===== Passage provided

The phase of the test process that creates data structures and assigns values to fields is called generation. This process follows the specifications you provide in type declarations, in field declarations, and in keep statements. Those specifications are called constraints.

The degree to which generated values for a field are random depends on the constraints that are specified. A field’s values can be either:

  • Fully random — without explicit constraints, for example:

    OSC2 code: fully random example
    extend top.main:
tolerance: int

    See complete example.

  • Fully directed — with constraints that specify a single value, for example:

    OSC2 code: fully directed example
        keep(my_speed == 50kph) # my_speed is set to 50 kph

    See complete example.

  • Constrained random — with constraints that specify a range of possible values, for example:

    OSC2 code: constrained random example
        keep(my_speed in [30..80]kph) # my_speed is restricted to a range

    See complete example.

This topic describes various types of constraints—from simple to more complex—and gives examples. For a precise definition of constraint syntax, see Constraints.

Simple Boolean constraints

Simple Boolean constraints are constraints applied to a single field. You can add keep() constraints to fields inside structs, scenarios, or actors, for example:

OSC2 code: simple Boolean constraint
    my_speed: speed with:
        keep(it in [30..80]kph)

See complete example.

You can use the in constraint operator to constrain a physical or numeric parameter to a range of values. In the example below, the valid value for the field dist is any value between 2m and 4m, inclusive. The valid values for the field i are -1, 0, and 1.

You can also use the in constraint operator to constrain an enumerated type to a list of values. In the example below, the valid values for the field ms are assertive and timid.

OSC2 code: simple Boolean constraint with 'in'
enum my_driving_style: [aggressive, assertive, normal, timid]

struct misc:
    dist: length with:
        keep(it in [2..4]m)
    i: int with:
        keep(it in [-1..1])

    ms: my_driving_style with:
        keep(it in [assertive, timid])

See complete example.

Compound Boolean constraints

Compound Boolean constraints define relationships between two or more fields. For example, if an object has three fields:

  • legal_speed: the speed allowed by law on that road
  • lawful_driver: a driver who follows the laws
  • current speed: the current speed of the vehicle driven by lawful driver

You can define the current speed in relation to the other fields, so that a lawful driver implies the current speed is less than or equal to the speed allowed by law:

Examples

OSC2 code: compound Boolean constraint example 1
    keep(lawful_driver => (current_speed <= legal_speed))

==========
===== Provided information

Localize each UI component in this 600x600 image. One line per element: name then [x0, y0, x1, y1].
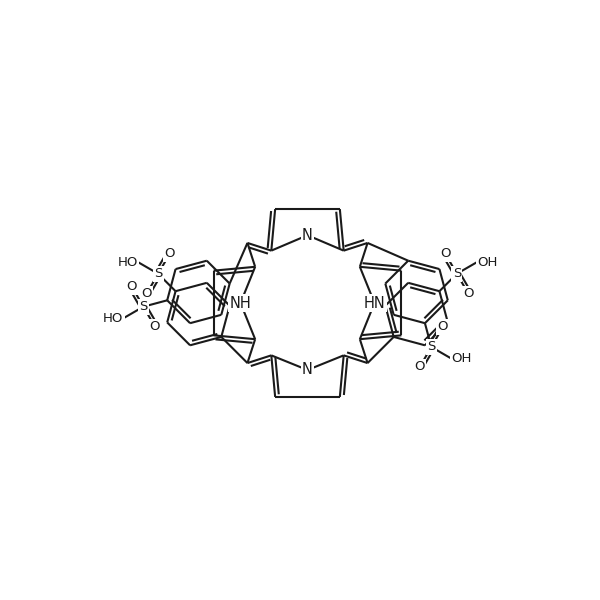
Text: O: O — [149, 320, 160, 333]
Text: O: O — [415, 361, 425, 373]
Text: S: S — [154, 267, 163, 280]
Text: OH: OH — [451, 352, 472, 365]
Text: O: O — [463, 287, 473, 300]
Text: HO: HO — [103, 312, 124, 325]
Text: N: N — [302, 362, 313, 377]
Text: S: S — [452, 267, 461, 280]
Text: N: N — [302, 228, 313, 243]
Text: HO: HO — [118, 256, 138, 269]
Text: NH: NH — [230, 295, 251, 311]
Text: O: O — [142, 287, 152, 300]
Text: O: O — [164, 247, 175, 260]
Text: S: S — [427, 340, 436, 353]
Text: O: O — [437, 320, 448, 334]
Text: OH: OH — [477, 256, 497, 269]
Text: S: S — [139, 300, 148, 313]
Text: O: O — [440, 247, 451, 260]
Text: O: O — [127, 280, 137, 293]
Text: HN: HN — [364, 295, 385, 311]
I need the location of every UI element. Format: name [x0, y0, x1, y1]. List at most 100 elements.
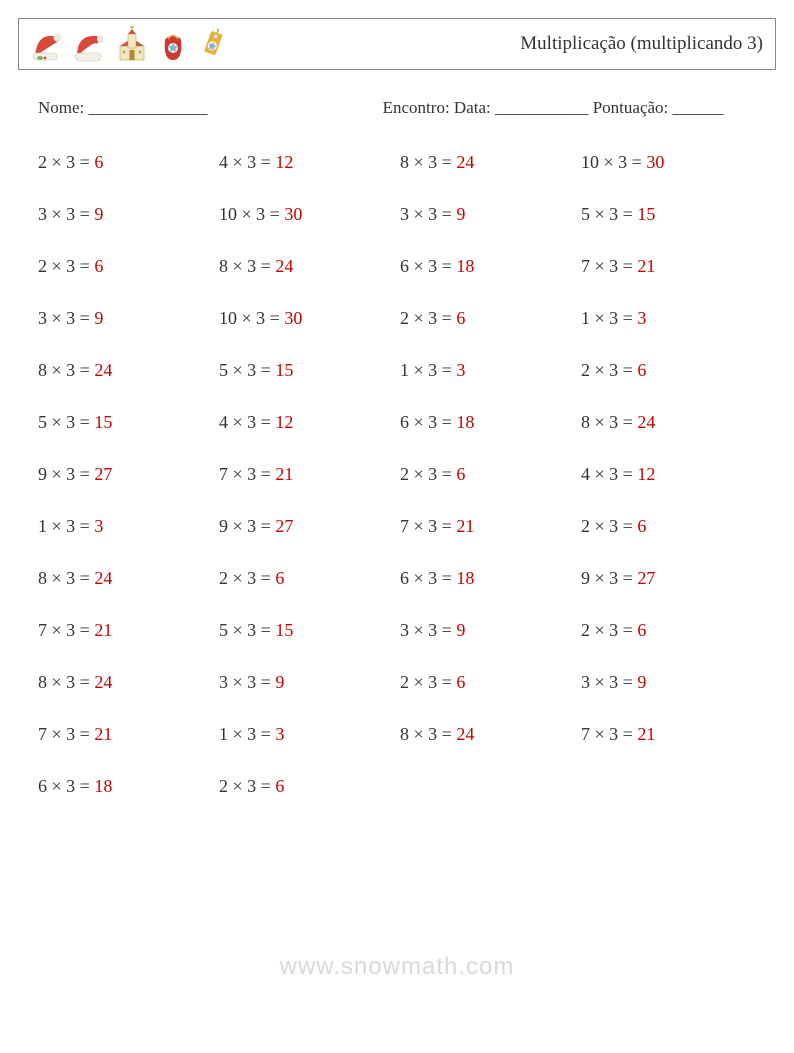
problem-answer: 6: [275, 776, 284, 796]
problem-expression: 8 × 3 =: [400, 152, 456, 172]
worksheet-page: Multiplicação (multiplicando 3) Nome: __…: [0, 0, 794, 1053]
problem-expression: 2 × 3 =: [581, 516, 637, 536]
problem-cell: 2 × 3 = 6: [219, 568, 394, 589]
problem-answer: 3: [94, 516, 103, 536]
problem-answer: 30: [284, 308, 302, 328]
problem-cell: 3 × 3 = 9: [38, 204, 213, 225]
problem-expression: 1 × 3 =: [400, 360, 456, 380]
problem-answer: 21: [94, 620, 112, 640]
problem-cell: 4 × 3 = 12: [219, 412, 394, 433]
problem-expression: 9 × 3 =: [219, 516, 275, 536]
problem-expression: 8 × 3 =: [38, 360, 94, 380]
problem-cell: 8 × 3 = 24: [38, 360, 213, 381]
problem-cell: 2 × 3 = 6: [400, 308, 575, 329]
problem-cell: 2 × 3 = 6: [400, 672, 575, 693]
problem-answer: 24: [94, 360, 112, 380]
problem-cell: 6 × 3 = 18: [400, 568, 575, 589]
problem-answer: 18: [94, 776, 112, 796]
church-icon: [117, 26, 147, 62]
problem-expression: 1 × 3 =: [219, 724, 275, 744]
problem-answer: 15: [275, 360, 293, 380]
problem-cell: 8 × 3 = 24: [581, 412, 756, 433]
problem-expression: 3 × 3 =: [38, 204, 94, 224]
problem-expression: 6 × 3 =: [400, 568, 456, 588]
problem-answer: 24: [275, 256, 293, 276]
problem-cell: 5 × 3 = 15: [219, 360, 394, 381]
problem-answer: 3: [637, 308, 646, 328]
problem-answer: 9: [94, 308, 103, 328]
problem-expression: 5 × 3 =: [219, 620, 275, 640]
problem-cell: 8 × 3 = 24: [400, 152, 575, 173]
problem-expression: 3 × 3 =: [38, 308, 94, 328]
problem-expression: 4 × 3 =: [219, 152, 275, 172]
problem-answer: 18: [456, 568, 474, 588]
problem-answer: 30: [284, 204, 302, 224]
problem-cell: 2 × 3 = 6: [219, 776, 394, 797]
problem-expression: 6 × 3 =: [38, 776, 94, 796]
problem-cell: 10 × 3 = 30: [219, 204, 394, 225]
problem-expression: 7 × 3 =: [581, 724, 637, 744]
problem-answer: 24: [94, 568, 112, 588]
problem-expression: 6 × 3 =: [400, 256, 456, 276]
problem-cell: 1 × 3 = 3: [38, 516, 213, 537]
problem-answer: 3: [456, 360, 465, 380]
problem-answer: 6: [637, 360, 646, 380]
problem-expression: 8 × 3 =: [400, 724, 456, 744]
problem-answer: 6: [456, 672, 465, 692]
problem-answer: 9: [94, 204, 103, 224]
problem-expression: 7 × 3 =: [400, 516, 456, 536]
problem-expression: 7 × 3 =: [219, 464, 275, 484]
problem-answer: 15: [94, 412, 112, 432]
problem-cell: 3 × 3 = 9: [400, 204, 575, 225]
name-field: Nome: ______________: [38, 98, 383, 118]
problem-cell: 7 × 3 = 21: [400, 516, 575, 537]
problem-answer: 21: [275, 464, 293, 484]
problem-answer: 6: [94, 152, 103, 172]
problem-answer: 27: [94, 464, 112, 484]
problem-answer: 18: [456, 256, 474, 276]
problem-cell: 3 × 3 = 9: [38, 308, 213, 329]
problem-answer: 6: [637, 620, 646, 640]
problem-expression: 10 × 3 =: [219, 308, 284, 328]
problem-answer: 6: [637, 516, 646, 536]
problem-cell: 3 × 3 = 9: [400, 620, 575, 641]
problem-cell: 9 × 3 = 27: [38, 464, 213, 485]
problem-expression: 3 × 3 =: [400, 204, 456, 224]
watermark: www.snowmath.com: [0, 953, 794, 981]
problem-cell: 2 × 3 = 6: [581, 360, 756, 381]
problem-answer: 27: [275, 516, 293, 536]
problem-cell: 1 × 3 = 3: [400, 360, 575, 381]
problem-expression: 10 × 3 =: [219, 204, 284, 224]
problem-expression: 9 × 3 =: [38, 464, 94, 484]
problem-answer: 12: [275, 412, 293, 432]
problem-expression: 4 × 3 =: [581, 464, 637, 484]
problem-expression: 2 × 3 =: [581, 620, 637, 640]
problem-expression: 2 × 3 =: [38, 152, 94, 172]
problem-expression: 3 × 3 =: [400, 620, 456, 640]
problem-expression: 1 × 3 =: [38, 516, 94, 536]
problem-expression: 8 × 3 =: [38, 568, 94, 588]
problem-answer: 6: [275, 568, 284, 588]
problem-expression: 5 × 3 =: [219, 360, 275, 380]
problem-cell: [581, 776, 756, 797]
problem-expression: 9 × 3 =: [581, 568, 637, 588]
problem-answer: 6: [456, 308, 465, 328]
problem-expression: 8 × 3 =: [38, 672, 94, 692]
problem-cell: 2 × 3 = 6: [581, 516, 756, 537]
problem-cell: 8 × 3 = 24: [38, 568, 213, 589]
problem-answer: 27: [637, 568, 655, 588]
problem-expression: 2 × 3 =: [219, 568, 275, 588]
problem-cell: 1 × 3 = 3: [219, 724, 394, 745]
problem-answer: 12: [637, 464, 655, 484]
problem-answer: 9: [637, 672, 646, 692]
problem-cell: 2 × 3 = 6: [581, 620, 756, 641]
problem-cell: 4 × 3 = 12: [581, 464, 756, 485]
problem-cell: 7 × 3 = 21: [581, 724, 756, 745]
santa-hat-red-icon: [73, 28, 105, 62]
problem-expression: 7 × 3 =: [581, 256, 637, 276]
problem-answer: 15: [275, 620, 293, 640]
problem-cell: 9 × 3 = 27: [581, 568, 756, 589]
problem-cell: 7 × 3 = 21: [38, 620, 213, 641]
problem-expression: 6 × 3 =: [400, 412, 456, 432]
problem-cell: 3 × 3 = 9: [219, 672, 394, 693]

==========
===== Provided information

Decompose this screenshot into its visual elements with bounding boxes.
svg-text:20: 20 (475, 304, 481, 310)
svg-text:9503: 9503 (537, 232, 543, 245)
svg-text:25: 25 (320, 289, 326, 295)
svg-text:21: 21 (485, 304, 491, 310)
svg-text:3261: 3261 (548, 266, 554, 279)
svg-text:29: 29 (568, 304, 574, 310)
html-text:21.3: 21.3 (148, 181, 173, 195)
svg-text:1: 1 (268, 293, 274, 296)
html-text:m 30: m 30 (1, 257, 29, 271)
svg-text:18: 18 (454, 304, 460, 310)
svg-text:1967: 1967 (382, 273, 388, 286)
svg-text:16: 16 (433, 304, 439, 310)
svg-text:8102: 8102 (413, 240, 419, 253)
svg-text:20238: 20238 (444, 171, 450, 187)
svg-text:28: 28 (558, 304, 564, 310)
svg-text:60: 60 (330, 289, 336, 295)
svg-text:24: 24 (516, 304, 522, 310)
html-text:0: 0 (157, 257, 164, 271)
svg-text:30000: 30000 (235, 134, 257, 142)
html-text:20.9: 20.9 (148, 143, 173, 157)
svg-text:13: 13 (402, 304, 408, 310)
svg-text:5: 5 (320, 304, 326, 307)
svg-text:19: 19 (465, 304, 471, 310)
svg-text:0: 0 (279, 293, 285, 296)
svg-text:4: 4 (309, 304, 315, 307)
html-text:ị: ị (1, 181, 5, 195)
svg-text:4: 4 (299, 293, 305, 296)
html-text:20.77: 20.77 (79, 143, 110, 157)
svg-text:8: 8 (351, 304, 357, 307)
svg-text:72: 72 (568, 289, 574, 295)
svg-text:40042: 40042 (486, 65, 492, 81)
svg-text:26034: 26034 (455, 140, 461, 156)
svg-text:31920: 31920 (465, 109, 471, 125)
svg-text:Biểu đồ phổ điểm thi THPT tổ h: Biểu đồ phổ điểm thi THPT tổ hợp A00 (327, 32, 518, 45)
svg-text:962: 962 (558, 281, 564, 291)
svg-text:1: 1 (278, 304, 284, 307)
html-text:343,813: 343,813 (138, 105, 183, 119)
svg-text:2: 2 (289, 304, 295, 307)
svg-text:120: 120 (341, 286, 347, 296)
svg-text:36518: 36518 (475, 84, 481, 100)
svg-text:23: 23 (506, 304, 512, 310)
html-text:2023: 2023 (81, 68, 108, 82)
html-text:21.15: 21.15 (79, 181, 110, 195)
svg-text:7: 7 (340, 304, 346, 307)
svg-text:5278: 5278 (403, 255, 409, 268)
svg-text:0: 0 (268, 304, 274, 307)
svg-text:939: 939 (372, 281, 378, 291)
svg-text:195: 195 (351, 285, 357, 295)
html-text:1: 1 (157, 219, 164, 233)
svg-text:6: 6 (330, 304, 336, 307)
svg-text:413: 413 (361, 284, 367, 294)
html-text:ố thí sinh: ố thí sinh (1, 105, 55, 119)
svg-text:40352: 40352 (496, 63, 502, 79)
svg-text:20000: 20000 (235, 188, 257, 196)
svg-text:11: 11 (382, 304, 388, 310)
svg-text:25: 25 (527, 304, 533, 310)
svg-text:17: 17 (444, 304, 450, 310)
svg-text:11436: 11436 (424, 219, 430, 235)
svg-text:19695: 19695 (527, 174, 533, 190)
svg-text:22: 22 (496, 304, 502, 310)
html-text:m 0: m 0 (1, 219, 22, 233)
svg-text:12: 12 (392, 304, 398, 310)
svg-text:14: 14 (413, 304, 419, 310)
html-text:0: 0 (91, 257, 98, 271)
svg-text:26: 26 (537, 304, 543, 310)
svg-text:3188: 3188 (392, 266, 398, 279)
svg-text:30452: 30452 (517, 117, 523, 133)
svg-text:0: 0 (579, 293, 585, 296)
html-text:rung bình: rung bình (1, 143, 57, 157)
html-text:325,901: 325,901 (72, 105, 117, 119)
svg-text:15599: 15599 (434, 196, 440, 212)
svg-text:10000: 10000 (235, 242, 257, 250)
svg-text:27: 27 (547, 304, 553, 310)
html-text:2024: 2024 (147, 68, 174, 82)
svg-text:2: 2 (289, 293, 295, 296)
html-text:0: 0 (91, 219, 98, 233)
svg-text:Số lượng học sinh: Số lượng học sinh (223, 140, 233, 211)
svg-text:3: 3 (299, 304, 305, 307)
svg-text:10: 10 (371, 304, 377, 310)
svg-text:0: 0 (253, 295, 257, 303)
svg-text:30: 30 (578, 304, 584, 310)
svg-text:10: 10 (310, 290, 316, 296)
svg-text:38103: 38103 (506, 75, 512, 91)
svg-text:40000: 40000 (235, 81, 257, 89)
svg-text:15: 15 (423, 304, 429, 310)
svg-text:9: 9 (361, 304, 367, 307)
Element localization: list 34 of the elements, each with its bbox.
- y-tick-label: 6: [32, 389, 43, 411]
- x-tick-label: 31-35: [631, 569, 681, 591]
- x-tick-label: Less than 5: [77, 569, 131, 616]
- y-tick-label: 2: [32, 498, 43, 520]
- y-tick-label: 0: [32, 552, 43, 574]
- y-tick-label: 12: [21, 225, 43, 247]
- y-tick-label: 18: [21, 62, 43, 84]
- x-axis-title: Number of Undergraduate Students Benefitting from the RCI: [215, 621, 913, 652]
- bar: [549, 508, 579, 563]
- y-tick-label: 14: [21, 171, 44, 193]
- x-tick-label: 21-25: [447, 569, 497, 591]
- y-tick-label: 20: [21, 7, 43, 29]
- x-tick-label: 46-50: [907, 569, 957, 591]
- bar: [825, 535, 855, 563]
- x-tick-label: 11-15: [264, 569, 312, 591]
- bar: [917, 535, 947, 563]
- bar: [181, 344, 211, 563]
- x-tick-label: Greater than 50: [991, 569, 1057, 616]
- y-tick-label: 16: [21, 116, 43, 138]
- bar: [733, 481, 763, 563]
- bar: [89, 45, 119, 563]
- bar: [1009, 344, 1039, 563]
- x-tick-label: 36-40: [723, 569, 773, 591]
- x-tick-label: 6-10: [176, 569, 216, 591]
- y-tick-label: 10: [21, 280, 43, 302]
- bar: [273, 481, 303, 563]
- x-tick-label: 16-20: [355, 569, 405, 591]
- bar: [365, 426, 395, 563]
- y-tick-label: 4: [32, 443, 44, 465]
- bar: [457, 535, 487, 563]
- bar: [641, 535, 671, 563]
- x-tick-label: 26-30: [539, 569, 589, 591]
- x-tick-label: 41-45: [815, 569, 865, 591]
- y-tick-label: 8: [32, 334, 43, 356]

==========
===== Provided information

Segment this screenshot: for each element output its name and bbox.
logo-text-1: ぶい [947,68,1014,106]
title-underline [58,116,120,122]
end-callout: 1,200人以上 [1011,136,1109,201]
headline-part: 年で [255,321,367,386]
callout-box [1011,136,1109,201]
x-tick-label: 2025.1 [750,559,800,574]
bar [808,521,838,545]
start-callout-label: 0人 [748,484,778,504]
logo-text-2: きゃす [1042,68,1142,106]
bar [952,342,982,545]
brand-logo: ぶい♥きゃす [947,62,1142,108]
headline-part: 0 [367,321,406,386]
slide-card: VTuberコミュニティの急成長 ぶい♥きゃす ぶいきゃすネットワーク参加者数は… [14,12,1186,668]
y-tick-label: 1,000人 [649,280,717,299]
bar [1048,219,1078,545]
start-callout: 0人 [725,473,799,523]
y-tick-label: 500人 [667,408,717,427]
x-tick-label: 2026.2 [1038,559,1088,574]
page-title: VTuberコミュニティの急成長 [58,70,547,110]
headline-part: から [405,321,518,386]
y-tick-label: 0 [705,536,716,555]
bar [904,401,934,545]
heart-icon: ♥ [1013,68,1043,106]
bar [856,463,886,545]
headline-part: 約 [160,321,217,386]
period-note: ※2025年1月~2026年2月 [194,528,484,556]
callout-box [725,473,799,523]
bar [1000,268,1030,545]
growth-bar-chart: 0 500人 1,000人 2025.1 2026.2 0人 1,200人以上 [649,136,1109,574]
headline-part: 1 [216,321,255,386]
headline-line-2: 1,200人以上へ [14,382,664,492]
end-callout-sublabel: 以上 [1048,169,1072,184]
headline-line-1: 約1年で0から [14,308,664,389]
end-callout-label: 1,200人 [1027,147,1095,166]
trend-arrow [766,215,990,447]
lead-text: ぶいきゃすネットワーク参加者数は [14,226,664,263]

==========

**Your instructions**
Reproduce everything from "The phase of" down to "are called constraints." in the constraints text above.

**Answer to the problem**
The phase of the test process that creates data structures and assigns values to fields is called generation. This process follows the specifications you provide in type declarations, in field declarations, and in keep statements. Those specifications are called constraints.